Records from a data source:
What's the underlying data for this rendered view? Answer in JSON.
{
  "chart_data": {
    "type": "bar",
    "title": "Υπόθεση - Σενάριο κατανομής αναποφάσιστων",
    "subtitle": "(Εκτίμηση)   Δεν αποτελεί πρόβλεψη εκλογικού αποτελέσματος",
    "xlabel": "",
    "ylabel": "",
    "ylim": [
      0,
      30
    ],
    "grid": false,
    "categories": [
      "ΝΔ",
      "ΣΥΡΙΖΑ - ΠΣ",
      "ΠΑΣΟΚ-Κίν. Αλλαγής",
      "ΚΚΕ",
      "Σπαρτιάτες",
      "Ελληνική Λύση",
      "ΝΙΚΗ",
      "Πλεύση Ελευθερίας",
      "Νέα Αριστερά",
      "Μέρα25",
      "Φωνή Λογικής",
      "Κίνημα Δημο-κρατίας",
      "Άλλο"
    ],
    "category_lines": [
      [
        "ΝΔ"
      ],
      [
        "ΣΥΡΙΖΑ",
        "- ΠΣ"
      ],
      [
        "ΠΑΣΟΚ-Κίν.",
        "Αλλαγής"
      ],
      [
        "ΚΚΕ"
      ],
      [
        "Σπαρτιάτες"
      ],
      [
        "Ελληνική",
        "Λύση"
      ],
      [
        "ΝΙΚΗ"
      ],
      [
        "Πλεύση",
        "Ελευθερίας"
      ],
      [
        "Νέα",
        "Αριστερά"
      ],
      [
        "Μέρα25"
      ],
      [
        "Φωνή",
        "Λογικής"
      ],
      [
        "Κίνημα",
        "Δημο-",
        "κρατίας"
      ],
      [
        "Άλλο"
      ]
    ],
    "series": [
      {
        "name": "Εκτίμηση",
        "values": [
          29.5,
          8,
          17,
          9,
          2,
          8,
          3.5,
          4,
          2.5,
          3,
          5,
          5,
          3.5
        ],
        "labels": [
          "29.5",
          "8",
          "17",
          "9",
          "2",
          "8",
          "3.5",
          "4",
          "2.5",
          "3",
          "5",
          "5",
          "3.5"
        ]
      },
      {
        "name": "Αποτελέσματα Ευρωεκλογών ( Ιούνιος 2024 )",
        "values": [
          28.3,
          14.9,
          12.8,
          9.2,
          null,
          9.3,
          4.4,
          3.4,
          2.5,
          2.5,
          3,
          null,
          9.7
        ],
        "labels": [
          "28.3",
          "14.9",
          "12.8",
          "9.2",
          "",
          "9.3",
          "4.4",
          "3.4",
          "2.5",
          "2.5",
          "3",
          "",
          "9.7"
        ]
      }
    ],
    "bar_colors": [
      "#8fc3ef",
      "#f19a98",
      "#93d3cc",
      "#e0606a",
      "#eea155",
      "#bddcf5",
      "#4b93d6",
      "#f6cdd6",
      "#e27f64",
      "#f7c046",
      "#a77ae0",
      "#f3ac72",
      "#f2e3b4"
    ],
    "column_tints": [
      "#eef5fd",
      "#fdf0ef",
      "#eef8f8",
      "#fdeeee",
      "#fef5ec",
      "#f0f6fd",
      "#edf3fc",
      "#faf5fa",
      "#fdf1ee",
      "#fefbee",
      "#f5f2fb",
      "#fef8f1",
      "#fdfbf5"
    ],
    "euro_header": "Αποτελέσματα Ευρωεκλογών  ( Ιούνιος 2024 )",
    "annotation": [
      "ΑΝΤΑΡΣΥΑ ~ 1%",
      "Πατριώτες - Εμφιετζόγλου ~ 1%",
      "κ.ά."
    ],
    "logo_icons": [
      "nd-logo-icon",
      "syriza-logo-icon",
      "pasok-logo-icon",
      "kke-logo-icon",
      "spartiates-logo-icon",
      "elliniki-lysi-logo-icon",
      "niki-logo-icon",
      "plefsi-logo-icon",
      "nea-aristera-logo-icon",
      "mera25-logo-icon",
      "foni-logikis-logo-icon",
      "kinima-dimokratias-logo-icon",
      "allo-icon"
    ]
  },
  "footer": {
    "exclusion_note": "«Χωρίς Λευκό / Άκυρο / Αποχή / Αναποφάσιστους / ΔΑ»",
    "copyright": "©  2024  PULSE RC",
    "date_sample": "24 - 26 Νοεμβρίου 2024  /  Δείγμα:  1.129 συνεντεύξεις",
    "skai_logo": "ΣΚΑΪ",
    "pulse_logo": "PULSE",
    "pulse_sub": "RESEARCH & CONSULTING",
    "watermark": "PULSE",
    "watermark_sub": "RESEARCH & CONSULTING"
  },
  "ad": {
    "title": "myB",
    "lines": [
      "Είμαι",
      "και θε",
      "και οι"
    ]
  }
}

_Exercise:_ In the material above, show every line where the word "Ευρωεκλογών" turns up.

_In response:_
        "name": "Αποτελέσματα Ευρωεκλογών ( Ιούνιος 2024 )",
    "euro_header": "Αποτελέσματα Ευρωεκλογών  ( Ιούνιος 2024 )",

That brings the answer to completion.